待做题目:
列出材料里所有包含字符串“druckertyp”的行，每行原样抄下来。注意大小写要完全一致。
· · · ·
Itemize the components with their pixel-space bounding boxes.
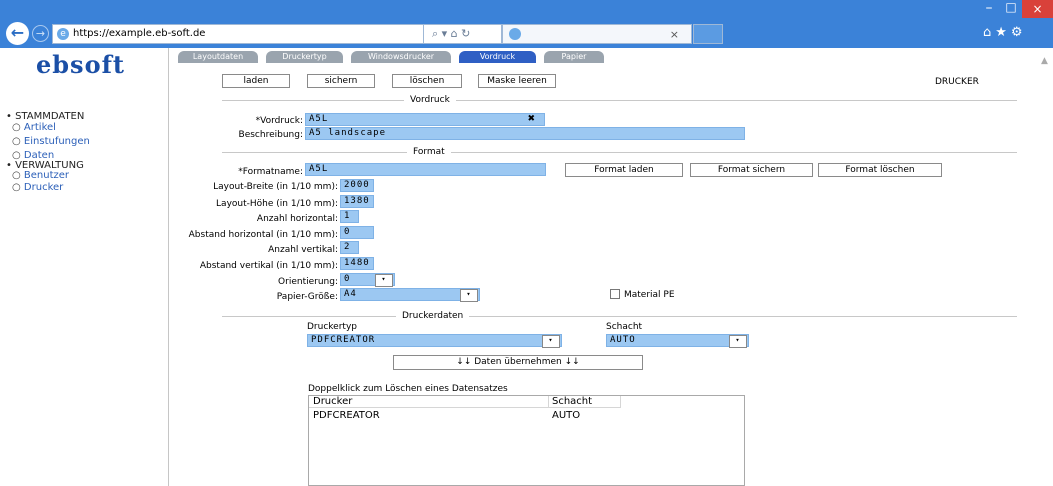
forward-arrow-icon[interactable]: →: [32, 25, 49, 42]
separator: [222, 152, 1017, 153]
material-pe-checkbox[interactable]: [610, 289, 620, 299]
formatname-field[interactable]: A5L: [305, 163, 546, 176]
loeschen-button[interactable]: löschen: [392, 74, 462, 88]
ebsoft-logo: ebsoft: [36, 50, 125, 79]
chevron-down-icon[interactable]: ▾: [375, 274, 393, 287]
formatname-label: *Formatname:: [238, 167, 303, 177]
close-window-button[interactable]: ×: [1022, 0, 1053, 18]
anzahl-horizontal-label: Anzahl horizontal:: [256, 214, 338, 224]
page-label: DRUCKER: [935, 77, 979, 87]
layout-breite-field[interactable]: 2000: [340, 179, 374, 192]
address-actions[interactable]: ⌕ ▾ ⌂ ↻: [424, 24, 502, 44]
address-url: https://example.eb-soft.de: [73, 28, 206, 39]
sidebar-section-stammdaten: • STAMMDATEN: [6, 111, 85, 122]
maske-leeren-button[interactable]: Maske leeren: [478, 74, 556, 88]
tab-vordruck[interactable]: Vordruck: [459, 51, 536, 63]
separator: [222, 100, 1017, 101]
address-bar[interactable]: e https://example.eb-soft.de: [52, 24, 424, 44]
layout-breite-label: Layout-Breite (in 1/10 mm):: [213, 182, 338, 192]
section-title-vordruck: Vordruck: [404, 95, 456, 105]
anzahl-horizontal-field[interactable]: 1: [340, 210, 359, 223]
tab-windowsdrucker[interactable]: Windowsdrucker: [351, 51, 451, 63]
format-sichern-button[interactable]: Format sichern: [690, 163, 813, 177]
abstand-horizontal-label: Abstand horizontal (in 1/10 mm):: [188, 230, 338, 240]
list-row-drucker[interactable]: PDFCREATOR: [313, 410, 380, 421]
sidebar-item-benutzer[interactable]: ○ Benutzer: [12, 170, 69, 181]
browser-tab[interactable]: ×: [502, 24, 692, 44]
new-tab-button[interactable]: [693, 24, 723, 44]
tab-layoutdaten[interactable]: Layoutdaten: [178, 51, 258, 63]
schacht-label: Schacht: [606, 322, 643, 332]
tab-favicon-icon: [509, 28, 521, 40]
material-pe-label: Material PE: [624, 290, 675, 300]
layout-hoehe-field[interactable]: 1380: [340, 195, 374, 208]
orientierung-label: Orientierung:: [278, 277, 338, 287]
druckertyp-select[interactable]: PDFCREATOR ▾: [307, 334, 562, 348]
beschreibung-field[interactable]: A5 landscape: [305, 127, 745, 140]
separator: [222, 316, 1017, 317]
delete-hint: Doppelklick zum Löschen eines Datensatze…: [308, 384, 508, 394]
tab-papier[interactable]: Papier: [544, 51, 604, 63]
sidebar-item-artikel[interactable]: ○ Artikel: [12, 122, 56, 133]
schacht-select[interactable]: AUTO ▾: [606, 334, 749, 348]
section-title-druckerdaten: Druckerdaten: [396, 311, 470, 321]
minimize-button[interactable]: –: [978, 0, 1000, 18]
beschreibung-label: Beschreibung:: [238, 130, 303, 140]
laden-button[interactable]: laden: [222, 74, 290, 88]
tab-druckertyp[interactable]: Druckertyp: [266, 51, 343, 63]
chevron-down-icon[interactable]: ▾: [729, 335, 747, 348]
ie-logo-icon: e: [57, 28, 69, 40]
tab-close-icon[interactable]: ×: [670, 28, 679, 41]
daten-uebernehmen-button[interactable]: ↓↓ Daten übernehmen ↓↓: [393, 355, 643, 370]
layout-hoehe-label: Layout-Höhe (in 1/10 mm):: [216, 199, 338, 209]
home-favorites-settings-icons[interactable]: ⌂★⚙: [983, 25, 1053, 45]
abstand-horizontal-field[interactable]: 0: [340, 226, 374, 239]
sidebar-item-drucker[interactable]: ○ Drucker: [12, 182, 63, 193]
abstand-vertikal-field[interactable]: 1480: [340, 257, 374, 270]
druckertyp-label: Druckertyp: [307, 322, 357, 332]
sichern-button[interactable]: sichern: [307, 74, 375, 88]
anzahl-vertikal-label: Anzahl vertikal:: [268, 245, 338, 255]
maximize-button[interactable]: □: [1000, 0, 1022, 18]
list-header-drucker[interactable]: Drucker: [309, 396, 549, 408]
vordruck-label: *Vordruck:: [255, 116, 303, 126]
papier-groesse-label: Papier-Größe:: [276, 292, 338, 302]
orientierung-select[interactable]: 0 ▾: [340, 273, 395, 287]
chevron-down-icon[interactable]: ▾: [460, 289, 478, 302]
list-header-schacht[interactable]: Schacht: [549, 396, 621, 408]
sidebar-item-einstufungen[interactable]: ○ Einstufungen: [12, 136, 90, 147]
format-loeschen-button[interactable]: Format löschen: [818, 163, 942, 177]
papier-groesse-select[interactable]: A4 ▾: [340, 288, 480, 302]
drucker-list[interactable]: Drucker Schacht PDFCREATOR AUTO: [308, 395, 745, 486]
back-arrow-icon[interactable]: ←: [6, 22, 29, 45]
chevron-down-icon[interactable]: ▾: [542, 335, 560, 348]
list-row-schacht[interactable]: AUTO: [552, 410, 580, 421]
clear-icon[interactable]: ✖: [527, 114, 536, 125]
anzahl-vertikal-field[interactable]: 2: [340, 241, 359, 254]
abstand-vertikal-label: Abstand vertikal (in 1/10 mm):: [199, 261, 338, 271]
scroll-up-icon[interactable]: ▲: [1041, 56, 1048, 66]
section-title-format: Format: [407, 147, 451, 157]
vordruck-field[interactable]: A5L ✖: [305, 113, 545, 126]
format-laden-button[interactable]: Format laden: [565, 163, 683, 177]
· · · ·
完整答案:
druckertyp-select[interactable]: PDFCREATOR ▾: [307, 334, 562, 348]
tab-druckertyp[interactable]: Druckertyp: [266, 51, 343, 63]
druckertyp-label: Druckertyp: [307, 322, 357, 332]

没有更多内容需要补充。